◆ **WHAT THE TASK ASKS**
Which lines below hold the word "były"? Report each one.

◆ **DATASET EXCERPTS**
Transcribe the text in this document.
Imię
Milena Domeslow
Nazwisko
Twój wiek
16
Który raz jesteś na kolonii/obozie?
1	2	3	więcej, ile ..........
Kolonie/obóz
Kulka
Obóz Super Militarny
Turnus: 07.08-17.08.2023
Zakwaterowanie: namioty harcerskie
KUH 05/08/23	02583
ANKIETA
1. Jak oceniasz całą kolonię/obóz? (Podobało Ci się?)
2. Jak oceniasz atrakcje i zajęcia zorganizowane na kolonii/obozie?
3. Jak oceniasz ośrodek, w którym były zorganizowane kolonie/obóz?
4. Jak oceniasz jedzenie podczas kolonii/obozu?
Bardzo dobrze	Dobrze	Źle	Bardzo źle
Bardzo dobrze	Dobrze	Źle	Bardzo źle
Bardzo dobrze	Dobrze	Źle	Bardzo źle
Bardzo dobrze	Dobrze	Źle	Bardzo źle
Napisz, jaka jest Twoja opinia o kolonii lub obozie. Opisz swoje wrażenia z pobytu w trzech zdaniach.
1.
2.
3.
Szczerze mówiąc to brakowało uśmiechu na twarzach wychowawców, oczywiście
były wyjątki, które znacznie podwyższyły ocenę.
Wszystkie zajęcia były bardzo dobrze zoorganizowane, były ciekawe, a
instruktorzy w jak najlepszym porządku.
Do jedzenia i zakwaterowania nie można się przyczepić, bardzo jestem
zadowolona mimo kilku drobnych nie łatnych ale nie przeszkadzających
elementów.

◆ **FINISHED ANSWER**
3. Jak oceniasz ośrodek, w którym były zorganizowane kolonie/obóz?
były wyjątki, które znacznie podwyższyły ocenę.
Wszystkie zajęcia były bardzo dobrze zoorganizowane, były ciekawe, a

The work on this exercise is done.